▸ **Extrait fourni**:
§ §

Les réverbères : arts vivants

La danse et la voix comme appropriation de soi

À l’ADC les étudiant·e·s du Bachelor en danse contemporaine de la Manufacture présentent leur spectacle de sortie. Une ode au corps, à la voix et à la singularité. Le spectacle était à voir les 7 et 8 juin.

« La culture, figure première de lAltérité (Autre), ne vit que par la transmission qui passe par tout un chacun… » [1]  

Tout commence dans le noir absolu et quelques borborygmes chuchotés. Puis les parois se parent de rectangles oblongs lumineux, comme des vitraux qui illumineraient la nef d’une église.

Une évocation du sacré, mais lequel ? Sans doute un sacré d’une forme très particulière dont  les contours vont se définir au cours d’une chorégraphie mêlant les corps  et les voix dans ce que, par moments, elles ont de plus intime. Un sacré qui est celui de l’être et de sa singularité.

Une escouade de jeunes danseuses et danseurs forment un groupe homogène, cependant tou·te·s vêtus d’habits qu’ils auraient pu choisir dans leur garde-robe personnelle, sans doute pour affirmer la personnalité de chacun·e.

D’abord soudés, iels prennent petit à petit possession de l’espace. Comme des électrons libres chacun·e évolue avec sa propre énergie, avec des enchaînements fluides, pour certains parfois périlleux. Chacun·e raconte sa propre histoire intérieure avec son corps, sa voix et son système de valeurs interne.  Avec une  idiosyncrasie propre à chacun·e, iels expriment joie, angoisse,  colère, tristesse. Les sons, parfois chantés, parfois parlés dans une langue ou dans une autre, parfois peut-être inventée, captivent l’attention du spectateur. Alors que l’on croit reconnaître un mot, une phrase qui ferait sens, tout se brouille très vite et l’on reste avec la certitude que le sens n’est certainement pas dans la sémantique mais dans ce que les sons produits évoquent dans leur étrangeté, leur hésitation, leur répétition et leur approximation.

§ §

▸ **Listes de régions et de libellés**:
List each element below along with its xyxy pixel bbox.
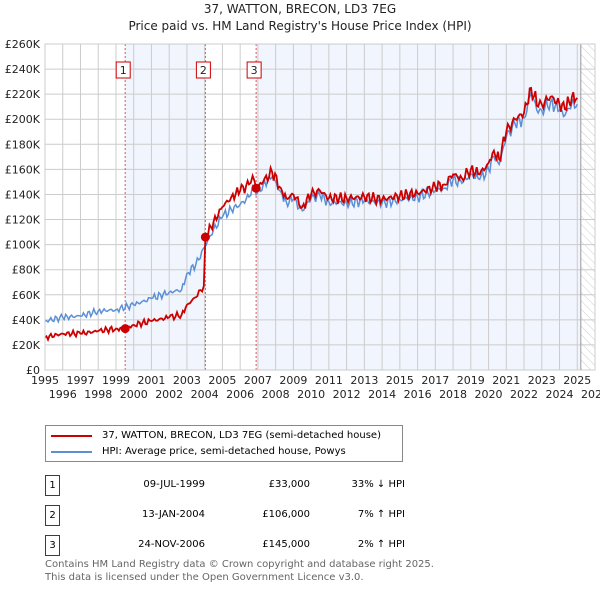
transaction-date: 09-JUL-1999 (143, 479, 205, 490)
x-tick-label: 2005 (208, 374, 236, 387)
transaction-row: 3 24-NOV-2006 £145,000 2% ↑ HPI (45, 535, 405, 556)
x-tick-label: 2012 (333, 388, 361, 401)
x-tick-label: 2016 (404, 388, 432, 401)
x-tick-label: 1998 (84, 388, 112, 401)
plot-frame (44, 43, 596, 371)
forecast-hatch (580, 44, 595, 370)
x-tick-label: 2021 (492, 374, 520, 387)
legend-item-hpi: HPI: Average price, semi-detached house,… (51, 446, 346, 457)
x-tick-label: 1999 (102, 374, 130, 387)
sale-label: 2 (200, 64, 207, 77)
transaction-hpi-diff: 2% ↑ HPI (357, 539, 405, 550)
sale-label: 1 (120, 64, 127, 77)
transaction-number: 3 (45, 535, 60, 556)
x-tick-label: 2008 (262, 388, 290, 401)
y-tick-label: £140K (5, 188, 41, 201)
x-tick-label: 2000 (120, 388, 148, 401)
transaction-row: 1 09-JUL-1999 £33,000 33% ↓ HPI (45, 475, 405, 496)
x-tick-label: 2019 (457, 374, 485, 387)
sale-label-box (115, 61, 131, 79)
y-tick-label: £180K (5, 138, 41, 151)
x-tick-label: 2026 (581, 388, 600, 401)
legend: 37, WATTON, BRECON, LD3 7EG (semi-detach… (45, 425, 403, 462)
legend-label: 37, WATTON, BRECON, LD3 7EG (semi-detach… (102, 430, 381, 441)
y-tick-label: £220K (5, 88, 41, 101)
transaction-date: 24-NOV-2006 (138, 539, 205, 550)
shaded-period (256, 44, 581, 370)
y-tick-label: £40K (12, 314, 41, 327)
x-tick-label: 2015 (386, 374, 414, 387)
sale-label-box (246, 61, 262, 79)
x-tick-label: 2002 (155, 388, 183, 401)
x-tick-label: 2025 (563, 374, 591, 387)
transaction-number: 2 (45, 505, 60, 526)
x-tick-label: 2010 (297, 388, 325, 401)
legend-item-property: 37, WATTON, BRECON, LD3 7EG (semi-detach… (51, 430, 381, 441)
x-tick-label: 2020 (475, 388, 503, 401)
y-tick-label: £120K (5, 214, 41, 227)
y-tick-label: £80K (12, 264, 41, 277)
y-tick-label: £20K (12, 339, 41, 352)
x-tick-label: 2023 (528, 374, 556, 387)
sale-point (120, 324, 130, 334)
y-tick-label: £160K (5, 163, 41, 176)
x-tick-label: 2018 (439, 388, 467, 401)
y-tick-label: £100K (5, 239, 41, 252)
x-tick-label: 2003 (173, 374, 201, 387)
y-tick-label: £240K (5, 63, 41, 76)
y-tick-label: £260K (5, 38, 41, 51)
footer-licence: This data is licensed under the Open Gov… (45, 572, 364, 583)
transaction-number: 1 (45, 475, 60, 496)
x-tick-label: 2013 (350, 374, 378, 387)
x-tick-label: 2007 (244, 374, 272, 387)
x-tick-label: 2009 (279, 374, 307, 387)
y-tick-label: £200K (5, 113, 41, 126)
transaction-hpi-diff: 7% ↑ HPI (357, 509, 405, 520)
x-tick-label: 2006 (226, 388, 254, 401)
shaded-period (125, 44, 206, 370)
x-tick-label: 2017 (421, 374, 449, 387)
chart-subtitle: Price paid vs. HM Land Registry's House … (128, 19, 472, 33)
x-tick-label: 2022 (510, 388, 538, 401)
price-paid-line (44, 86, 578, 343)
blue-line-swatch (51, 450, 92, 453)
x-tick-label: 1997 (66, 374, 94, 387)
transaction-date: 13-JAN-2004 (141, 509, 205, 520)
x-tick-label: 2001 (137, 374, 165, 387)
x-tick-label: 2024 (546, 388, 574, 401)
sale-point (251, 183, 261, 193)
sale-label: 3 (251, 64, 258, 77)
sale-label-box (195, 61, 211, 79)
x-tick-label: 1995 (31, 374, 59, 387)
x-tick-label: 1996 (49, 388, 77, 401)
hpi-line (44, 90, 578, 324)
footer-copyright: Contains HM Land Registry data © Crown c… (45, 559, 434, 570)
x-tick-label: 2014 (368, 388, 396, 401)
x-tick-label: 2011 (315, 374, 343, 387)
chart-title: 37, WATTON, BRECON, LD3 7EG (203, 2, 397, 16)
transaction-price: £33,000 (268, 479, 310, 490)
sale-point (200, 232, 210, 242)
transaction-price: £106,000 (262, 509, 310, 520)
legend-label: HPI: Average price, semi-detached house,… (102, 446, 346, 457)
transaction-price: £145,000 (262, 539, 310, 550)
y-tick-label: £0 (26, 364, 40, 377)
red-line-swatch (51, 434, 92, 437)
price-chart: 1995199619971998199920002001200220032004… (5, 38, 600, 401)
transaction-hpi-diff: 33% ↓ HPI (351, 479, 405, 490)
y-tick-label: £60K (12, 289, 41, 302)
x-tick-label: 2004 (191, 388, 219, 401)
transaction-row: 2 13-JAN-2004 £106,000 7% ↑ HPI (45, 505, 405, 526)
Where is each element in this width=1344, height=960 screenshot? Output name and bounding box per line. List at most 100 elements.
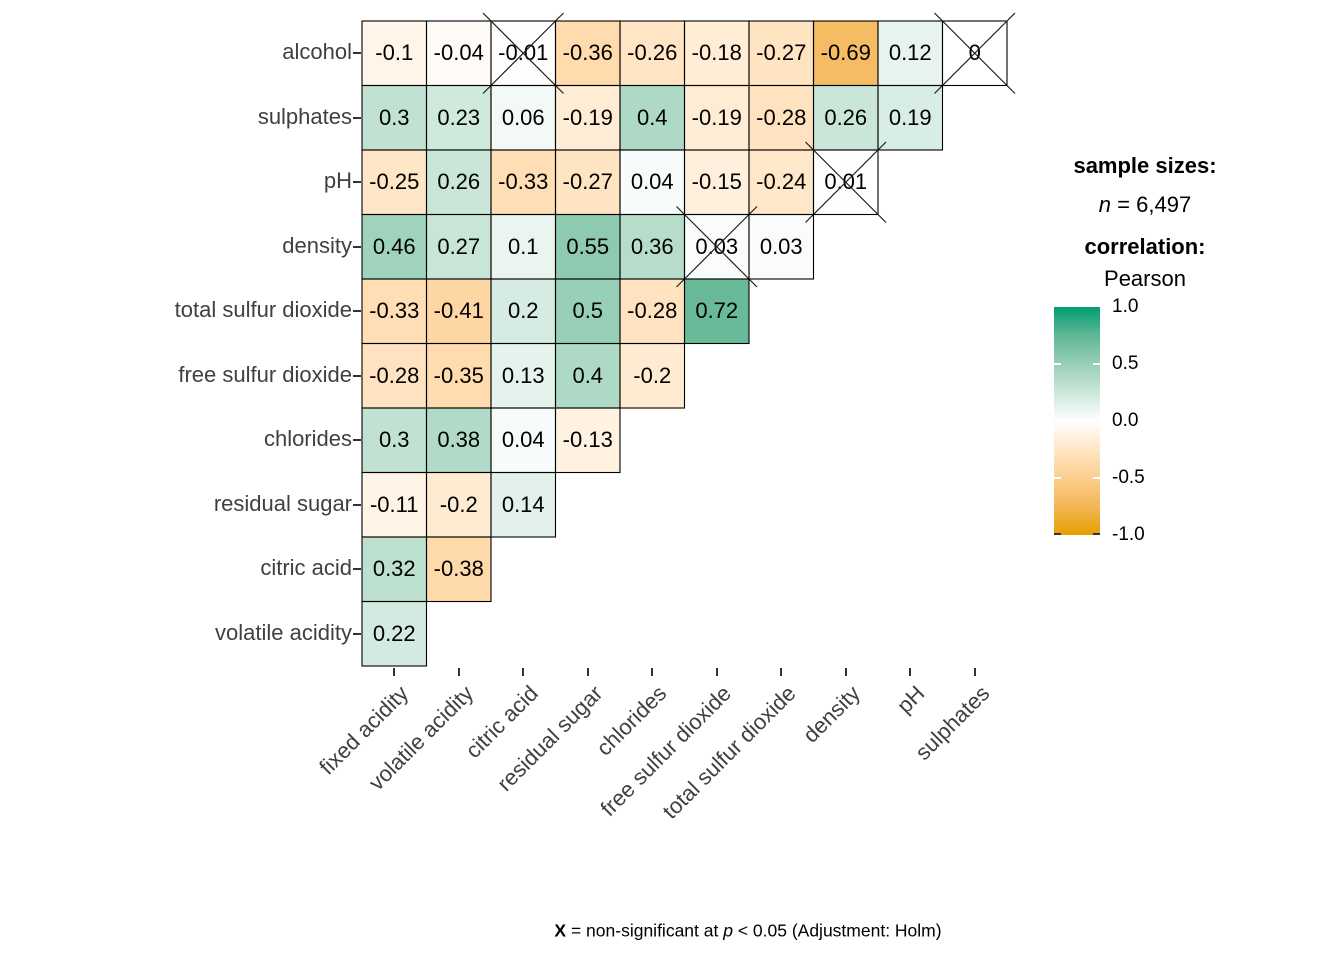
colorbar-tick	[1093, 363, 1100, 365]
heatmap-cell: -0.41	[426, 279, 491, 344]
legend-n-value: = 6,497	[1111, 192, 1192, 217]
colorbar-tick-label: 1.0	[1112, 296, 1139, 317]
heatmap-cell: 0.26	[813, 85, 878, 150]
heatmap-cell: -0.25	[362, 150, 427, 215]
x-axis-tick	[715, 668, 718, 676]
y-axis-tick	[353, 245, 361, 248]
heatmap-cell: -0.2	[620, 343, 685, 408]
caption-mid-text: = non-significant at	[566, 920, 724, 941]
heatmap-cell: 0	[942, 21, 1007, 86]
colorbar-tick	[1054, 363, 1061, 365]
heatmap-cell: -0.33	[362, 279, 427, 344]
heatmap-cell: 0.4	[620, 85, 685, 150]
colorbar-tick	[1093, 477, 1100, 479]
x-axis-tick	[586, 668, 589, 676]
heatmap-cell: -0.1	[362, 21, 427, 86]
y-axis-label: volatile acidity	[215, 619, 352, 645]
x-axis-tick	[522, 668, 525, 676]
heatmap-cell: -0.19	[684, 85, 749, 150]
heatmap-cell: 0.27	[426, 214, 491, 279]
heatmap-cell: -0.28	[620, 279, 685, 344]
heatmap-cell: -0.36	[555, 21, 620, 86]
heatmap-cell: 0.3	[362, 85, 427, 150]
heatmap-cell: 0.06	[491, 85, 556, 150]
heatmap-cell: 0.36	[620, 214, 685, 279]
x-axis-tick	[651, 668, 654, 676]
heatmap-cell: 0.22	[362, 601, 427, 666]
heatmap-cell: 0.26	[426, 150, 491, 215]
heatmap-cell: 0.14	[491, 472, 556, 537]
y-axis-label: residual sugar	[213, 490, 352, 516]
heatmap-cell: 0.3	[362, 408, 427, 473]
heatmap-cell: -0.28	[749, 85, 814, 150]
heatmap-cell: -0.24	[749, 150, 814, 215]
y-axis-label: density	[282, 232, 352, 258]
legend-correlation-title: correlation:	[1084, 234, 1206, 259]
heatmap-cell: -0.28	[362, 343, 427, 408]
heatmap-cell: 0.23	[426, 85, 491, 150]
heatmap-cell: 0.04	[491, 408, 556, 473]
colorbar-tick	[1054, 533, 1061, 535]
heatmap-cell: -0.19	[555, 85, 620, 150]
caption-suffix-text: < 0.05 (Adjustment: Holm)	[732, 920, 942, 941]
heatmap-cell: 0.12	[878, 21, 943, 86]
y-axis-label: alcohol	[282, 39, 352, 65]
heatmap-cell: 0.04	[620, 150, 685, 215]
legend-method-label: Pearson	[1104, 266, 1186, 291]
heatmap-cell: -0.01	[491, 21, 556, 86]
heatmap-cell: 0.38	[426, 408, 491, 473]
heatmap-cell: 0.01	[813, 150, 878, 215]
heatmap-cell: 0.1	[491, 214, 556, 279]
heatmap-cell: 0.72	[684, 279, 749, 344]
heatmap-cell: -0.15	[684, 150, 749, 215]
colorbar-tick-label: 0.0	[1112, 410, 1139, 431]
y-axis-tick	[353, 181, 361, 184]
heatmap-cell: -0.18	[684, 21, 749, 86]
y-axis-label: pH	[323, 168, 352, 194]
y-axis-tick	[353, 439, 361, 442]
colorbar-tick-label: -1.0	[1112, 524, 1145, 545]
heatmap-cell: -0.69	[813, 21, 878, 86]
y-axis-tick	[353, 374, 361, 377]
heatmap-cell: -0.38	[426, 537, 491, 602]
heatmap-cell: -0.33	[491, 150, 556, 215]
heatmap-cell: -0.04	[426, 21, 491, 86]
x-axis-label: density	[798, 680, 866, 748]
heatmap-cell: -0.35	[426, 343, 491, 408]
caption: X = non-significant at p < 0.05 (Adjustm…	[554, 921, 941, 942]
heatmap-cell: 0.55	[555, 214, 620, 279]
colorbar-tick	[1054, 477, 1061, 479]
x-axis-tick	[457, 668, 460, 676]
heatmap-cell: 0.2	[491, 279, 556, 344]
y-axis-tick	[353, 568, 361, 571]
legend-sample-size-value: n = 6,497	[1099, 192, 1191, 218]
x-axis-tick	[909, 668, 912, 676]
heatmap-cell: -0.26	[620, 21, 685, 86]
y-axis-tick	[353, 310, 361, 313]
y-axis-tick	[353, 52, 361, 55]
colorbar-tick-label: -0.5	[1112, 467, 1145, 488]
caption-p-symbol: p	[723, 920, 733, 941]
heatmap-cell: 0.03	[749, 214, 814, 279]
x-axis-tick	[973, 668, 976, 676]
y-axis-label: sulphates	[257, 103, 352, 129]
heatmap-cell: 0.32	[362, 537, 427, 602]
heatmap-cell: -0.11	[362, 472, 427, 537]
heatmap-cell: -0.27	[555, 150, 620, 215]
y-axis-label: free sulfur dioxide	[178, 361, 352, 387]
x-axis-tick	[844, 668, 847, 676]
x-axis-label: pH	[891, 680, 930, 719]
y-axis-tick	[353, 632, 361, 635]
heatmap-cell: 0.46	[362, 214, 427, 279]
colorbar-tick-label: 0.5	[1112, 353, 1139, 374]
heatmap-cell: 0.4	[555, 343, 620, 408]
heatmap-cell: -0.27	[749, 21, 814, 86]
heatmap-cell: 0.19	[878, 85, 943, 150]
x-axis-tick	[393, 668, 396, 676]
y-axis-label: chlorides	[263, 426, 352, 452]
heatmap-cell: 0.03	[684, 214, 749, 279]
y-axis-tick	[353, 116, 361, 119]
heatmap-cell: 0.13	[491, 343, 556, 408]
heatmap-cell: 0.5	[555, 279, 620, 344]
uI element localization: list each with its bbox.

§ §

▸ **À faire**:
**a.** D'après l'extrait sur le spectacle de danse, quels jours pouvait-on voir le spectacle de sortie ?
**b.** Dans l'extrait sur le spectacle de danse, recopiez tout depuis « Les réverbères : arts » jusqu'à « de sa singularité. ».

▸ **Réponses ci-dessous**:
**a.** Les 7 et 8 juin.

**b.**
Les réverbères : arts vivants

La danse et la voix comme appropriation de soi

À l’ADC les étudiant·e·s du Bachelor en danse contemporaine de la Manufacture présentent leur spectacle de sortie. Une ode au corps, à la voix et à la singularité. Le spectacle était à voir les 7 et 8 juin.

« La culture, figure première de lAltérité (Autre), ne vit que par la transmission qui passe par tout un chacun… » [1]  

Tout commence dans le noir absolu et quelques borborygmes chuchotés. Puis les parois se parent de rectangles oblongs lumineux, comme des vitraux qui illumineraient la nef d’une église.

Une évocation du sacré, mais lequel ? Sans doute un sacré d’une forme très particulière dont  les contours vont se définir au cours d’une chorégraphie mêlant les corps  et les voix dans ce que, par moments, elles ont de plus intime. Un sacré qui est celui de l’être et de sa singularité.